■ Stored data

********************

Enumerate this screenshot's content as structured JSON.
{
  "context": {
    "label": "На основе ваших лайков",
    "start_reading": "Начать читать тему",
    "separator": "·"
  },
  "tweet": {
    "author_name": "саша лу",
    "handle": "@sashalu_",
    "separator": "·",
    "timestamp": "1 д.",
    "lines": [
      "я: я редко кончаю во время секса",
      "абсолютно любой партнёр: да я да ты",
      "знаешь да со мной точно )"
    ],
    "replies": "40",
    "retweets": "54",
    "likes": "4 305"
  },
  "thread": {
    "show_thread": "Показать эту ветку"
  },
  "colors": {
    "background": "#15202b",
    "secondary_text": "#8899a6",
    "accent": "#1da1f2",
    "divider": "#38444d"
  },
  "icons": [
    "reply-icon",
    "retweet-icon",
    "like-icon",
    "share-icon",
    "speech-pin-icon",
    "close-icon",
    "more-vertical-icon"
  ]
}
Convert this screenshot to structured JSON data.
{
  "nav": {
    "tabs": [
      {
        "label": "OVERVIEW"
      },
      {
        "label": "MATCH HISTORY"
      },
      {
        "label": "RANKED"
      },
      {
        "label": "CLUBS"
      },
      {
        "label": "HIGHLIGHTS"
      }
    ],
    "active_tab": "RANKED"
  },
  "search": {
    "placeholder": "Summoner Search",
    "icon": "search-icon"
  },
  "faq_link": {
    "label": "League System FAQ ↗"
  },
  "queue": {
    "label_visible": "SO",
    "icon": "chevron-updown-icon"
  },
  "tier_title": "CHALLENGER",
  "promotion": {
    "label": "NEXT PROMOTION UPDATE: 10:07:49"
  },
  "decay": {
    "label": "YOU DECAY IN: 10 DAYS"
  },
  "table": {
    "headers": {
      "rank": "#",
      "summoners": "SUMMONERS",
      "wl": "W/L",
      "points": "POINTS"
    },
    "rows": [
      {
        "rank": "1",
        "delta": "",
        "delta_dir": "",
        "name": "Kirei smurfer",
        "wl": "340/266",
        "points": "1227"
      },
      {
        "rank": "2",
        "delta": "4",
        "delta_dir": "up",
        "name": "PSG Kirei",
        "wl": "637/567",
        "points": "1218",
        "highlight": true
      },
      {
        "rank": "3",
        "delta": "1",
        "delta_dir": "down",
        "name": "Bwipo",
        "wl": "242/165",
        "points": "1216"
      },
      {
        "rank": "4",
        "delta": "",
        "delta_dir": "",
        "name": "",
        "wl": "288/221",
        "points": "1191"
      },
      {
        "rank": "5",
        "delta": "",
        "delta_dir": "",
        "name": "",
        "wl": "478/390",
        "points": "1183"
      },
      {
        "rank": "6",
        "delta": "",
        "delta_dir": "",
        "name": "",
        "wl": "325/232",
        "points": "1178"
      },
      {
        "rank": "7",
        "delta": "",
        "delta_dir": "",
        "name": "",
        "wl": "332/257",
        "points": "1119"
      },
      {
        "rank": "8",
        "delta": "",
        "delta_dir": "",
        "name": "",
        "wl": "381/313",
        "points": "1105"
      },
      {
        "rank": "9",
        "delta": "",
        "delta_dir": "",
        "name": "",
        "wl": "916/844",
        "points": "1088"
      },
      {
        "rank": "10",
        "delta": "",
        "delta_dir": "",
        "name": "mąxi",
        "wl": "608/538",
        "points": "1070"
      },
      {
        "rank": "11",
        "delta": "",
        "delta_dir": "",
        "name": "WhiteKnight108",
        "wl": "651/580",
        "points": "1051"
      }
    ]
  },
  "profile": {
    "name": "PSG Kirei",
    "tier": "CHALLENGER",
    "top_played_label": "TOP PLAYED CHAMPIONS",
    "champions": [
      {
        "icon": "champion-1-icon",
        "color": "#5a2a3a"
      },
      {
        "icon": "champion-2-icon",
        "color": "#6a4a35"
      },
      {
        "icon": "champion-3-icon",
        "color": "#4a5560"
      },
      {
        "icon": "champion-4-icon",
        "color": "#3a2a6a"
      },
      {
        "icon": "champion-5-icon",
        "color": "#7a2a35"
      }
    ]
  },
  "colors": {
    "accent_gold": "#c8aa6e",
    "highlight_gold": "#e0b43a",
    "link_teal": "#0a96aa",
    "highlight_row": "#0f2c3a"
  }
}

********************

■ Exercise prompt
Collect every line from the records above that contains the word "JSON".

■ Expected answer
Enumerate this screenshot's content as structured JSON.
Convert this screenshot to structured JSON data.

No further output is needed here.